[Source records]
-*-

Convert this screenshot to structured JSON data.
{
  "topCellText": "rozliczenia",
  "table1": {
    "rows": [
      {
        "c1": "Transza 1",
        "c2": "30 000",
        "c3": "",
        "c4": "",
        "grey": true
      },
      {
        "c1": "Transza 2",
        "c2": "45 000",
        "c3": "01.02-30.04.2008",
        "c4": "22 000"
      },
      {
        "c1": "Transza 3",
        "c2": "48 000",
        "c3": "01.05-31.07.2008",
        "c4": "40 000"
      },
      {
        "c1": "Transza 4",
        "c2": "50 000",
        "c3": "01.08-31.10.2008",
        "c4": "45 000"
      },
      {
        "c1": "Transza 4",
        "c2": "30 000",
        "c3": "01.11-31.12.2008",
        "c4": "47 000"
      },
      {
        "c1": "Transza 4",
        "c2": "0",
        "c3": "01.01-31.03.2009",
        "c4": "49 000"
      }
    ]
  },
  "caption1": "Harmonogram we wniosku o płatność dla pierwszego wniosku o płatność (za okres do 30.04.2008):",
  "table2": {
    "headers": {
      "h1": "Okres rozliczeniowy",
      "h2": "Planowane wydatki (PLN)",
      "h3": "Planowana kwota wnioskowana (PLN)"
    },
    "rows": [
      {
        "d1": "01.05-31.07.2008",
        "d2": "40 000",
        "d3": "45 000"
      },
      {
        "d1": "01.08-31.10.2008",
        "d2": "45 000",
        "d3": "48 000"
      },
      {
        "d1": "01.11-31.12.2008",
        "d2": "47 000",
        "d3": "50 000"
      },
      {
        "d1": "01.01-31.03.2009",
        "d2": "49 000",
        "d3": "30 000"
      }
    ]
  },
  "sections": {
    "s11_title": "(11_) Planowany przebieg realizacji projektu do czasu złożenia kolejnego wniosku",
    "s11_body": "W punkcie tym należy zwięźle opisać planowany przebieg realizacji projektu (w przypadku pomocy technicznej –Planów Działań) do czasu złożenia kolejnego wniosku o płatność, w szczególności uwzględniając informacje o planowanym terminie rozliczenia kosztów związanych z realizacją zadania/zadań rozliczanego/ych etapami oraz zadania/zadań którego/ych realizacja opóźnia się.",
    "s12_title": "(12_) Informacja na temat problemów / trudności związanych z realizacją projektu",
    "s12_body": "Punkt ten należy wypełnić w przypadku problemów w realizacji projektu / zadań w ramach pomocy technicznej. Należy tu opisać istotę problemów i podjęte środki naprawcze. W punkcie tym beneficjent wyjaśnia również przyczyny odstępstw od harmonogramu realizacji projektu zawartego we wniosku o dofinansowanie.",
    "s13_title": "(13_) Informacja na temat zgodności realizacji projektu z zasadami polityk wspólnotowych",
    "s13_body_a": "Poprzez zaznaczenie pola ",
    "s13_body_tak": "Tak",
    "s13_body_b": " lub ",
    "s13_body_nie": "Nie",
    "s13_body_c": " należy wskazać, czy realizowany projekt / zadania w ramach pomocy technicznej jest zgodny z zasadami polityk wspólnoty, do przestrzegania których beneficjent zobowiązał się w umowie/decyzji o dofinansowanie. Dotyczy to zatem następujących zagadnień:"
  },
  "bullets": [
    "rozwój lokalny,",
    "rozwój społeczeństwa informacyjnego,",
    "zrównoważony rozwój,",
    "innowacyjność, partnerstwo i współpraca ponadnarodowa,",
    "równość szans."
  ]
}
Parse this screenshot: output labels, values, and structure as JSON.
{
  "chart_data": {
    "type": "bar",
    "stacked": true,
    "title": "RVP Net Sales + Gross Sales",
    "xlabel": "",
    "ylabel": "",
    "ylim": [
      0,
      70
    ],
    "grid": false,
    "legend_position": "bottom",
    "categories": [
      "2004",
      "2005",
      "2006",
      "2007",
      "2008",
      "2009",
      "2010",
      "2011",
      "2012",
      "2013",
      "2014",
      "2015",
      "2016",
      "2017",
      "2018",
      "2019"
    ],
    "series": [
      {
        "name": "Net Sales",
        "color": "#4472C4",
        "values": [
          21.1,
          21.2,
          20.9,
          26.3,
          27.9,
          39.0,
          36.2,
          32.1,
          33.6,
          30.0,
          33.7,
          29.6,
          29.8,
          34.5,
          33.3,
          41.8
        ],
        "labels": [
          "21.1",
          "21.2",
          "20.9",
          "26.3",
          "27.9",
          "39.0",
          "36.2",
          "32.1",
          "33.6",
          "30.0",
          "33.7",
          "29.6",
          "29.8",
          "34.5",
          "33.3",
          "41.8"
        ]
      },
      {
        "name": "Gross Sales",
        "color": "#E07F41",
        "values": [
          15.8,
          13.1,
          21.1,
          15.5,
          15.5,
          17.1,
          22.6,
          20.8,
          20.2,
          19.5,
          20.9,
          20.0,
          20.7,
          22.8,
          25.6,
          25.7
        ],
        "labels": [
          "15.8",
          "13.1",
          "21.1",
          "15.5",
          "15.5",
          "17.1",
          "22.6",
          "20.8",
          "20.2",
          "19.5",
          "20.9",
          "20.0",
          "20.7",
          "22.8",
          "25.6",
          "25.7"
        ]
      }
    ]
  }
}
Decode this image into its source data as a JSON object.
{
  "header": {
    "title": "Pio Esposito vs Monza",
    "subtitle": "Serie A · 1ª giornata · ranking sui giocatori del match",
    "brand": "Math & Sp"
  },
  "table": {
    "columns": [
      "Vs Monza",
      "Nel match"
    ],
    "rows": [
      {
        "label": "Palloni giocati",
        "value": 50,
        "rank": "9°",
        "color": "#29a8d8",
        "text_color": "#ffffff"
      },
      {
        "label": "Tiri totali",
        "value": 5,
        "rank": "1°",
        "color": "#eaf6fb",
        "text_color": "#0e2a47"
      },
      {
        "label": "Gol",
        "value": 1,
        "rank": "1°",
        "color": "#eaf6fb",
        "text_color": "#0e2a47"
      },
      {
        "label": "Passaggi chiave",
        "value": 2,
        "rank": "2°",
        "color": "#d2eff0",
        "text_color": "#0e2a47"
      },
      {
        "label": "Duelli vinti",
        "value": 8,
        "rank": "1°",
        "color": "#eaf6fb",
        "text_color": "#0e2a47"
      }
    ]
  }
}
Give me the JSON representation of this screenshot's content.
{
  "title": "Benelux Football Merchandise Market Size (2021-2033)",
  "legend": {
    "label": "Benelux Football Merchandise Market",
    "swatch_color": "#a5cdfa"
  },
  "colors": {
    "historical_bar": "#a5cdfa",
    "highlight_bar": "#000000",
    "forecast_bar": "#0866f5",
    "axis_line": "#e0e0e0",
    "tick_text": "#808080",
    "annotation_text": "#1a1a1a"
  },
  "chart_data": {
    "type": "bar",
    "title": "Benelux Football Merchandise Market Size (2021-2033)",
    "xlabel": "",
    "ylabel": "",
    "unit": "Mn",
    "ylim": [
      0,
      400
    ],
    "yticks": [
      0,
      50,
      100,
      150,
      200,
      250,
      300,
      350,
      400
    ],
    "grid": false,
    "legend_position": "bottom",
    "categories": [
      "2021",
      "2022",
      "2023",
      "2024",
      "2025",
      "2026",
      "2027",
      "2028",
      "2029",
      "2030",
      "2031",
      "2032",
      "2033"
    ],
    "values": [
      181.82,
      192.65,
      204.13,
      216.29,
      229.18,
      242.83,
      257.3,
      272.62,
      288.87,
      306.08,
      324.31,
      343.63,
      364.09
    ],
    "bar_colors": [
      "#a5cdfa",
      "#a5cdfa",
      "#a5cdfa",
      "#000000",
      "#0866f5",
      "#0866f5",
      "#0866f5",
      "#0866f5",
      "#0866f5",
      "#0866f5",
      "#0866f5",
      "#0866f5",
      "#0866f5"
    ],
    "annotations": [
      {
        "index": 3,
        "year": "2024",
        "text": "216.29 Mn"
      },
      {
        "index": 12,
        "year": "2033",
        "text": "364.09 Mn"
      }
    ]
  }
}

-*-

[PROBLEM REQUIREMENTS]: Return all lines containing "przebieg".

[COMPLETED TASK]:
    "s11_title": "(11_) Planowany przebieg realizacji projektu do czasu złożenia kolejnego wniosku",
    "s11_body": "W punkcie tym należy zwięźle opisać planowany przebieg realizacji projektu (w przypadku pomocy technicznej –Planów Działań) do czasu złożenia kolejnego wniosku o płatność, w szczególności uwzględniając informacje o planowanym terminie rozliczenia kosztów związanych z realizacją zadania/zadań rozliczanego/ych etapami oraz zadania/zadań którego/ych realizacja opóźnia się.",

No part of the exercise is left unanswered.